>> Start

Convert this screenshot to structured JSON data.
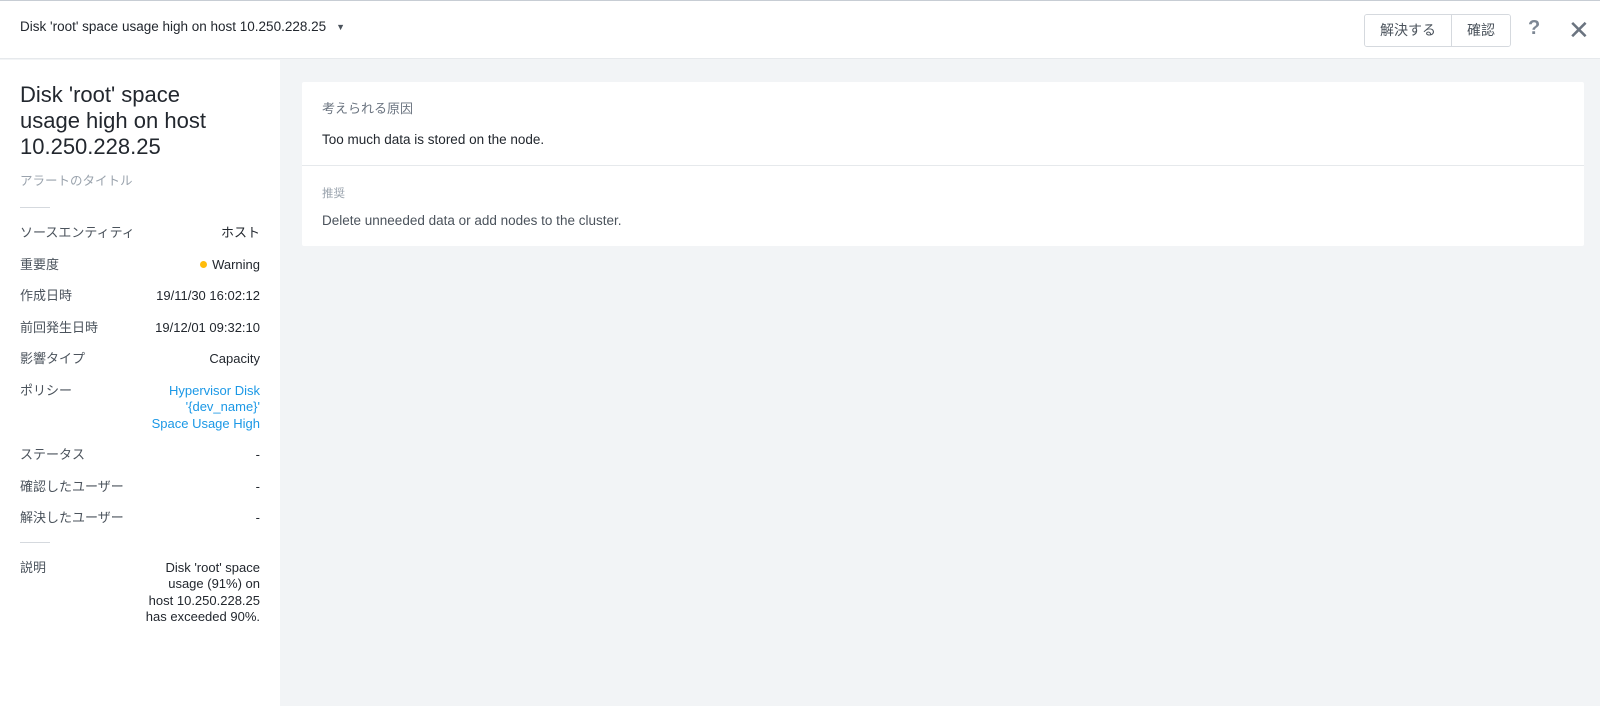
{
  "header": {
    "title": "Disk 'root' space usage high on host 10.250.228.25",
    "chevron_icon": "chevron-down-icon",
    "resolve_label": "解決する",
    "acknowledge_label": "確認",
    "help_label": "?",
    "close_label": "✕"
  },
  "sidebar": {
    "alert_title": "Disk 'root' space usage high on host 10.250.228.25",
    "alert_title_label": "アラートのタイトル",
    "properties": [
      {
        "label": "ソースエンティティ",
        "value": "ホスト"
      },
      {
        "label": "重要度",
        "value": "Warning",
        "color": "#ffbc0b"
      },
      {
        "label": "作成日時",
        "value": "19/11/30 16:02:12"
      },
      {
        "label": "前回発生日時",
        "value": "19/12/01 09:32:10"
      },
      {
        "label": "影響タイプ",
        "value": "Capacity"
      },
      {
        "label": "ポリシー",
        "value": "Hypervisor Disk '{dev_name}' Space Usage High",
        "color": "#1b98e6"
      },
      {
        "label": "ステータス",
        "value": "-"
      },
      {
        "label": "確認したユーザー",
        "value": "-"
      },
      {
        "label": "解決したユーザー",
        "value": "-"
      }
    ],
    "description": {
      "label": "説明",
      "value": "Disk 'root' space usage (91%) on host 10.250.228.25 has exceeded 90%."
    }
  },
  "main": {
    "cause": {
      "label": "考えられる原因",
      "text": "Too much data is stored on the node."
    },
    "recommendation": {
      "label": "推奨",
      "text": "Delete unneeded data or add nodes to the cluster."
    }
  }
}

>> End
>> Start

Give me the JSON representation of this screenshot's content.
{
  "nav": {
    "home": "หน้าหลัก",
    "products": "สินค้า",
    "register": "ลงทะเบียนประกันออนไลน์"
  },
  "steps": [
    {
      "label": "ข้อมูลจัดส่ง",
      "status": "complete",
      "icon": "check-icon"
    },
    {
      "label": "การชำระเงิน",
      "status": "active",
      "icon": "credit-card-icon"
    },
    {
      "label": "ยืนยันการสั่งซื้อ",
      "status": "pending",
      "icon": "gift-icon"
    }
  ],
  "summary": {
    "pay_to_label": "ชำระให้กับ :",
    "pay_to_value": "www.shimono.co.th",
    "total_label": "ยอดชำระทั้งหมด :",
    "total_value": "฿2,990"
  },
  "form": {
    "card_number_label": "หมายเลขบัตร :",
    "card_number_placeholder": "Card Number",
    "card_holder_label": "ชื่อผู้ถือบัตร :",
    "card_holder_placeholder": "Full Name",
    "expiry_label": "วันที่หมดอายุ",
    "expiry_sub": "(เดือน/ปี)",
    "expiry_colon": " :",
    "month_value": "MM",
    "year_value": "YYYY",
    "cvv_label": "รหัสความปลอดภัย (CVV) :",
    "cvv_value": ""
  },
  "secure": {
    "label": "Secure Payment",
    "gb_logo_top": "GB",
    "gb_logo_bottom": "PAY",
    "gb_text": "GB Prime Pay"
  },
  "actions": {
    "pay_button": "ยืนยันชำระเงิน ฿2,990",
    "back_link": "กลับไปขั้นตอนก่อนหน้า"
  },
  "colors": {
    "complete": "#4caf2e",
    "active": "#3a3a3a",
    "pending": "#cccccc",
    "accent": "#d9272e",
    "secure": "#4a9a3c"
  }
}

>> End

◆ Stated problem ◆
Show the lines of the records that include the string "data".

◆ Solution to this task ◆
Convert this screenshot to structured JSON data.
      "text": "Too much data is stored on the node."
      "text": "Delete unneeded data or add nodes to the cluster."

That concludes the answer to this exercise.